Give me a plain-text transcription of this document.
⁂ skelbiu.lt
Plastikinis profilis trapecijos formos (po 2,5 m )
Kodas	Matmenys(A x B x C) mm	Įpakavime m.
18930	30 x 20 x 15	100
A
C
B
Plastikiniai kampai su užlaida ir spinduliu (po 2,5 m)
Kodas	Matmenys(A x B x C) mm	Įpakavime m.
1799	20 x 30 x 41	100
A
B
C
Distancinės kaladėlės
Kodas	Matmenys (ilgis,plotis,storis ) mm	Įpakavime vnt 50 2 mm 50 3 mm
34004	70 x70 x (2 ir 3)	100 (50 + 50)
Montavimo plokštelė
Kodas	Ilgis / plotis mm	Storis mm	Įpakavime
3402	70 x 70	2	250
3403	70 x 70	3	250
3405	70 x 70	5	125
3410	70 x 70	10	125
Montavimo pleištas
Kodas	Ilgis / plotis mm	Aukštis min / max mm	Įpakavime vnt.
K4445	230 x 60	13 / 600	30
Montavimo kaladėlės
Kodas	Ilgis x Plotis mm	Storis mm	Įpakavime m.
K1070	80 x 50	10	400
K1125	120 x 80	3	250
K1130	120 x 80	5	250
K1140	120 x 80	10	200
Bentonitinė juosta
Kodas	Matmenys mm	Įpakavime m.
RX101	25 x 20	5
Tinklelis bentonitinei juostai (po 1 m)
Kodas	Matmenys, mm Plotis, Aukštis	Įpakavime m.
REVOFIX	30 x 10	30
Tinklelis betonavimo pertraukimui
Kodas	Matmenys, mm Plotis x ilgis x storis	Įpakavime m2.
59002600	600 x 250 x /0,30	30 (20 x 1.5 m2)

------------------------------------------------

§ **AIM OF THE TASK**:
Retype all of the entries precisely as they are.

§ **CORRECT OUTPUT**:
Give me a plain-text transcription of this document.
⁂ skelbiu.lt
Plastikinis profilis trapecijos formos (po 2,5 m )
Kodas	Matmenys(A x B x C) mm	Įpakavime m.
18930	30 x 20 x 15	100
A
C
B
Plastikiniai kampai su užlaida ir spinduliu (po 2,5 m)
Kodas	Matmenys(A x B x C) mm	Įpakavime m.
1799	20 x 30 x 41	100
A
B
C
Distancinės kaladėlės
Kodas	Matmenys (ilgis,plotis,storis ) mm	Įpakavime vnt 50 2 mm 50 3 mm
34004	70 x70 x (2 ir 3)	100 (50 + 50)
Montavimo plokštelė
Kodas	Ilgis / plotis mm	Storis mm	Įpakavime
3402	70 x 70	2	250
3403	70 x 70	3	250
3405	70 x 70	5	125
3410	70 x 70	10	125
Montavimo pleištas
Kodas	Ilgis / plotis mm	Aukštis min / max mm	Įpakavime vnt.
K4445	230 x 60	13 / 600	30
Montavimo kaladėlės
Kodas	Ilgis x Plotis mm	Storis mm	Įpakavime m.
K1070	80 x 50	10	400
K1125	120 x 80	3	250
K1130	120 x 80	5	250
K1140	120 x 80	10	200
Bentonitinė juosta
Kodas	Matmenys mm	Įpakavime m.
RX101	25 x 20	5
Tinklelis bentonitinei juostai (po 1 m)
Kodas	Matmenys, mm Plotis, Aukštis	Įpakavime m.
REVOFIX	30 x 10	30
Tinklelis betonavimo pertraukimui
Kodas	Matmenys, mm Plotis x ilgis x storis	Įpakavime m2.
59002600	600 x 250 x /0,30	30 (20 x 1.5 m2)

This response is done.